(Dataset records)

● ● ● ● ●

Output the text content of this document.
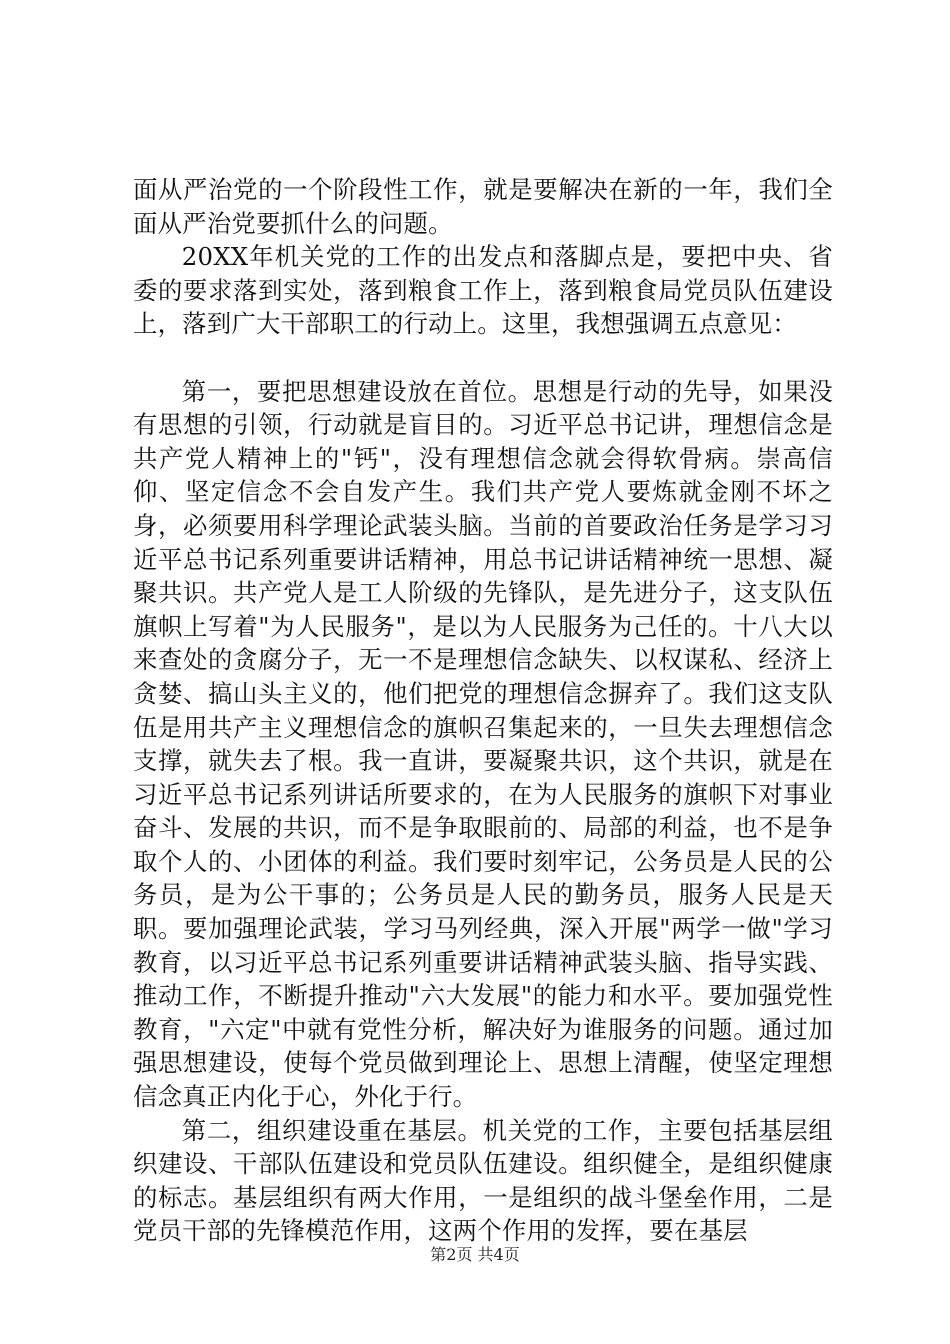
面从严治党的一个阶段性工作，就是要解决在新的一年，我们全面从严治党要抓什么的问题。

20XX年机关党的工作的出发点和落脚点是，要把中央、省委的要求落到实处，落到粮食工作上，落到粮食局党员队伍建设上，落到广大干部职工的行动上。这里，我想强调五点意见：

第一，要把思想建设放在首位。思想是行动的先导，如果没有思想的引领，行动就是盲目的。习近平总书记讲，理想信念是共产党人精神上的"钙"，没有理想信念就会得软骨病。崇高信仰、坚定信念不会自发产生。我们共产党人要炼就金刚不坏之身，必须要用科学理论武装头脑。当前的首要政治任务是学习习近平总书记系列重要讲话精神，用总书记讲话精神统一思想、凝聚共识。共产党人是工人阶级的先锋队，是先进分子，这支队伍旗帜上写着"为人民服务"，是以为人民服务为己任的。十八大以来查处的贪腐分子，无一不是理想信念缺失、以权谋私、经济上贪婪、搞山头主义的，他们把党的理想信念摒弃了。我们这支队伍是用共产主义理想信念的旗帜召集起来的，一旦失去理想信念支撑，就失去了根。我一直讲，要凝聚共识，这个共识，就是在习近平总书记系列讲话所要求的，在为人民服务的旗帜下对事业奋斗、发展的共识，而不是争取眼前的、局部的利益，也不是争取个人的、小团体的利益。我们要时刻牢记，公务员是人民的公务员，是为公干事的；公务员是人民的勤务员，服务人民是天职。要加强理论武装，学习马列经典，深入开展"两学一做"学习教育，以习近平总书记系列重要讲话精神武装头脑、指导实践、推动工作，不断提升推动"六大发展"的能力和水平。要加强党性教育，"六定"中就有党性分析，解决好为谁服务的问题。通过加强思想建设，使每个党员做到理论上、思想上清醒，使坚定理想信念真正内化于心，外化于行。

第二，组织建设重在基层。机关党的工作，主要包括基层组织建设、干部队伍建设和党员队伍建设。组织健全，是组织健康的标志。基层组织有两大作用，一是组织的战斗堡垒作用，二是党员干部的先锋模范作用，这两个作用的发挥，要在基层

第2页 共4页
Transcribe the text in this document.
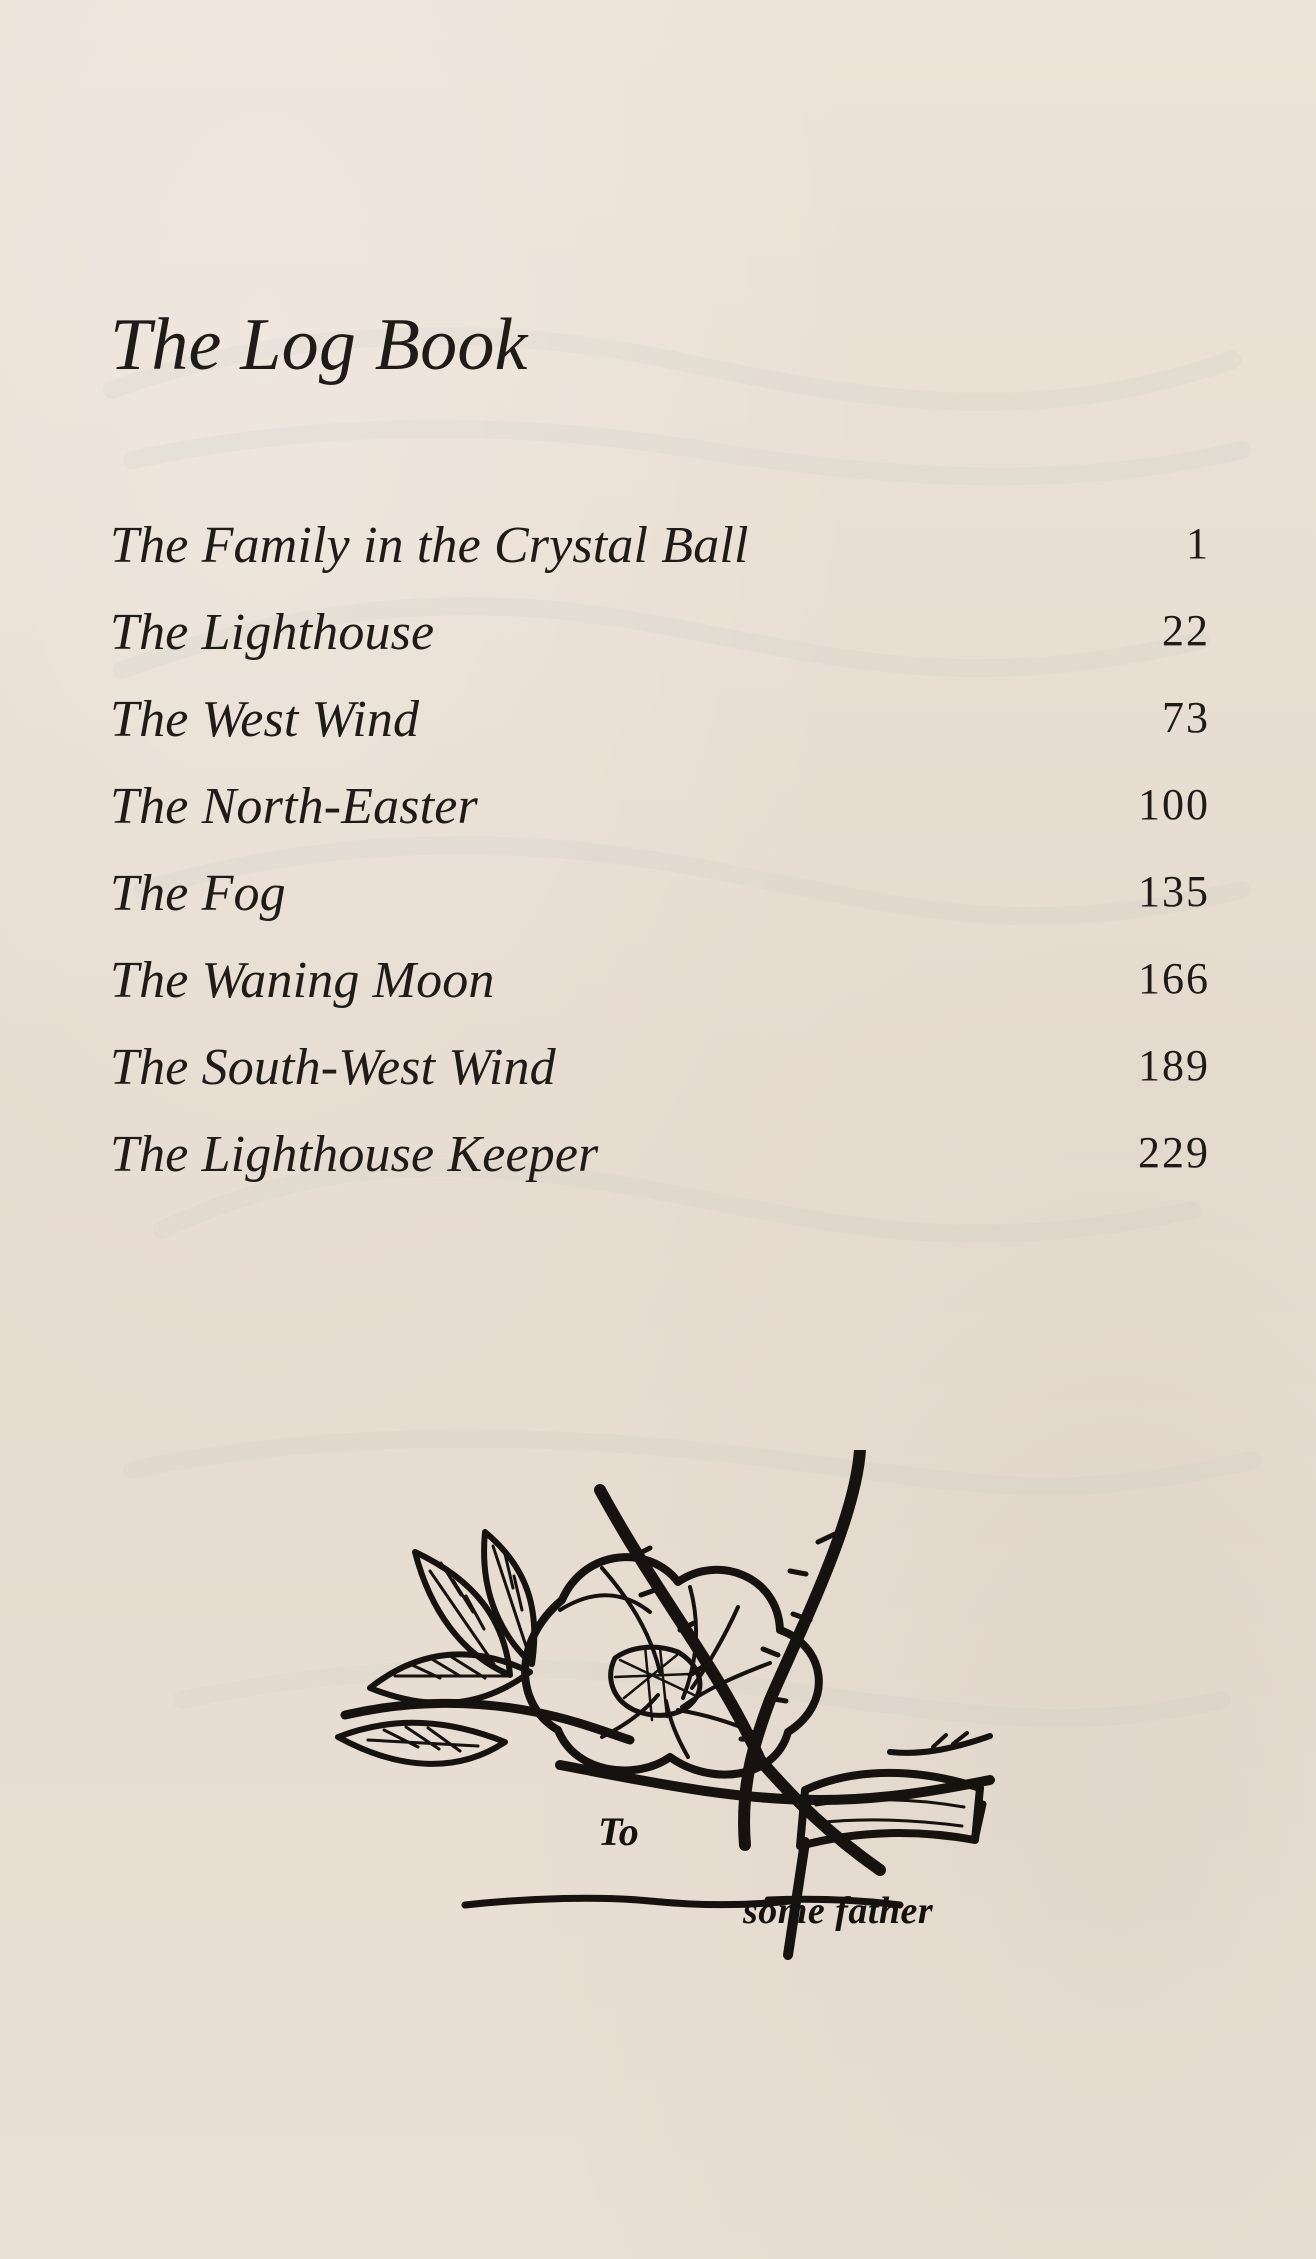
The Log Book
The Family in the Crystal Ball	1
The Lighthouse	22
The West Wind	73
The North-Easter	100
The Fog	135
The Waning Moon	166
The South-West Wind	189
The Lighthouse Keeper	229
To
some father
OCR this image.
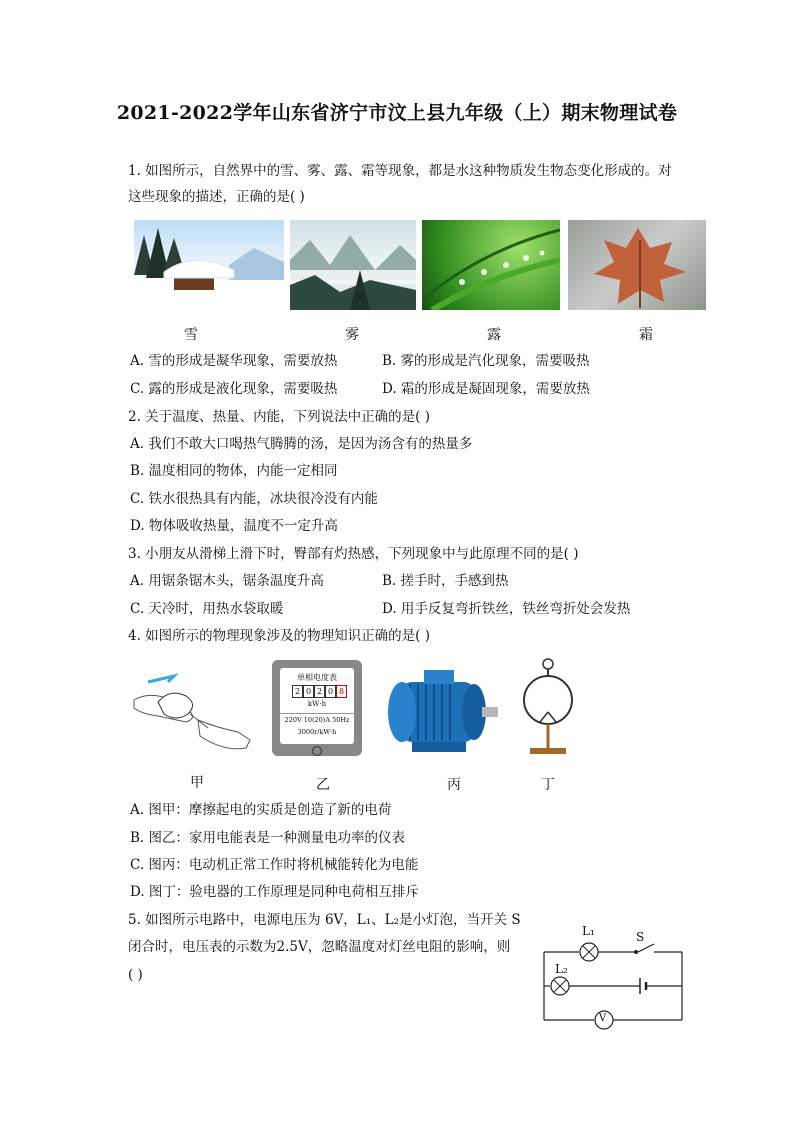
2021-2022学年山东省济宁市汶上县九年级（上）期末物理试卷
1. 如图所示，自然界中的雪、雾、露、霜等现象，都是水这种物质发生物态变化形成的。对
这些现象的描述，正确的是( )
雪	雾	露	霜
A. 雪的形成是凝华现象，需要放热	B. 雾的形成是汽化现象，需要吸热
C. 露的形成是液化现象，需要吸热	D. 霜的形成是凝固现象，需要放热
2. 关于温度、热量、内能，下列说法中正确的是( )
A. 我们不敢大口喝热气腾腾的汤，是因为汤含有的热量多
B. 温度相同的物体，内能一定相同
C. 铁水很热具有内能，冰块很冷没有内能
D. 物体吸收热量，温度不一定升高
3. 小朋友从滑梯上滑下时，臀部有灼热感，下列现象中与此原理不同的是( )
A. 用锯条锯木头，锯条温度升高	B. 搓手时，手感到热
C. 天冷时，用热水袋取暖	D. 用手反复弯折铁丝，铁丝弯折处会发热
4. 如图所示的物理现象涉及的物理知识正确的是( )
单相电度表
2 0 2 0 8
kW·h
220V 10(20)A 50Hz
3000r/kW·h
甲	乙	丙	丁
A. 图甲：摩擦起电的实质是创造了新的电荷
B. 图乙：家用电能表是一种测量电功率的仪表
C. 图丙：电动机正常工作时将机械能转化为电能
D. 图丁：验电器的工作原理是同种电荷相互排斥
5. 如图所示电路中，电源电压为 6V，L₁、L₂是小灯泡，当开关 S
闭合时，电压表的示数为2.5V，忽略温度对灯丝电阻的影响，则
( )
L₁	S
L₂
V
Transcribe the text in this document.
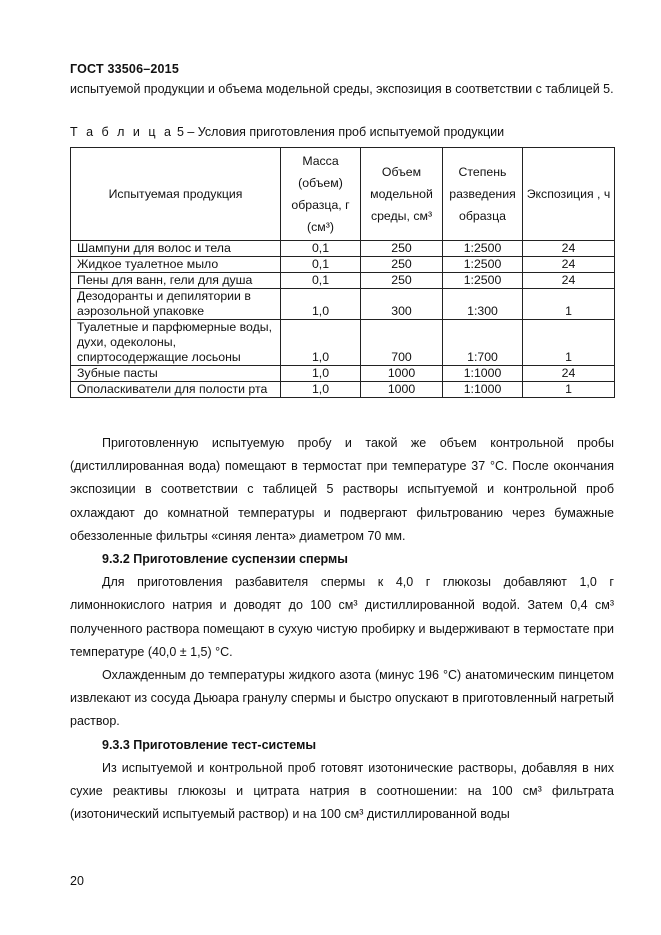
ГОСТ 33506–2015
испытуемой продукции и объема модельной среды, экспозиция в соответствии с таблицей 5.
Т а б л и ц а 5 – Условия приготовления проб испытуемой продукции
Испытуемая продукция	Масса (объем) образца, г (см³)	Объем модельной среды, см³	Степень разведения образца	Экспозиция , ч
Шампуни для волос и тела	0,1	250	1:2500	24
Жидкое туалетное мыло	0,1	250	1:2500	24
Пены для ванн, гели для душа	0,1	250	1:2500	24
Дезодоранты и депилятории в аэрозольной упаковке	1,0	300	1:300	1
Туалетные и парфюмерные воды, духи, одеколоны, спиртосодержащие лосьоны	1,0	700	1:700	1
Зубные пасты	1,0	1000	1:1000	24
Ополаскиватели для полости рта	1,0	1000	1:1000	1

Приготовленную испытуемую пробу и такой же объем контрольной пробы (дистиллированная вода) помещают в термостат при температуре 37 °С. После окончания экспозиции в соответствии с таблицей 5 растворы испытуемой и контрольной проб охлаждают до комнатной температуры и подвергают фильтрованию через бумажные обеззоленные фильтры «синяя лента» диаметром 70 мм.

9.3.2 Приготовление суспензии спермы

Для приготовления разбавителя спермы к 4,0 г глюкозы добавляют 1,0 г лимоннокислого натрия и доводят до 100 см³ дистиллированной водой. Затем 0,4 см³ полученного раствора помещают в сухую чистую пробирку и выдерживают в термостате при температуре (40,0 ± 1,5) °С.

Охлажденным до температуры жидкого азота (минус 196 °С) анатомическим пинцетом извлекают из сосуда Дьюара гранулу спермы и быстро опускают в приготовленный нагретый раствор.

9.3.3 Приготовление тест-системы

Из испытуемой и контрольной проб готовят изотонические растворы, добавляя в них сухие реактивы глюкозы и цитрата натрия в соотношении: на 100 см³ фильтрата (изотонический испытуемый раствор) и на 100 см³ дистиллированной воды

20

● ● ● ● ●

Only lines that contain the word "соответствии" are wanted; copy each of them.

испытуемой продукции и объема модельной среды, экспозиция в соответствии с таблицей 5.
Приготовленную испытуемую пробу и такой же объем контрольной пробы (дистиллированная вода) помещают в термостат при температуре 37 °С. После окончания экспозиции в соответствии с таблицей 5 растворы испытуемой и контрольной проб охлаждают до комнатной температуры и подвергают фильтрованию через бумажные обеззоленные фильтры «синяя лента» диаметром 70 мм.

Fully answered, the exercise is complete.